Brief => Search the entries below. Return every line that has "utilized" in it.

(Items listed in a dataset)
_ _ _

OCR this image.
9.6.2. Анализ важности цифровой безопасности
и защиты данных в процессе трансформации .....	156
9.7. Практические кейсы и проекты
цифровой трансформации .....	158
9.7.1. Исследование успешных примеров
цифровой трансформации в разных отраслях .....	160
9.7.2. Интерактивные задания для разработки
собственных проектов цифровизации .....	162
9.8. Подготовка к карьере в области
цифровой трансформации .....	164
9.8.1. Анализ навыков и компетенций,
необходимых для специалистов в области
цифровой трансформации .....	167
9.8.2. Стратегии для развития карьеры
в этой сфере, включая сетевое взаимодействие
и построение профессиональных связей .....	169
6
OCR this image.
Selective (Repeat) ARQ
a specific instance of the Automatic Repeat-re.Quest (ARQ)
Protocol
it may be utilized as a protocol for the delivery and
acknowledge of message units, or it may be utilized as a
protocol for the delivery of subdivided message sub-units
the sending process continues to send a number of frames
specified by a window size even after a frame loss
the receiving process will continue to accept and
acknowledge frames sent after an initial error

_ _ _

Output =>
it may be utilized as a protocol for the delivery and
acknowledge of message units, or it may be utilized as a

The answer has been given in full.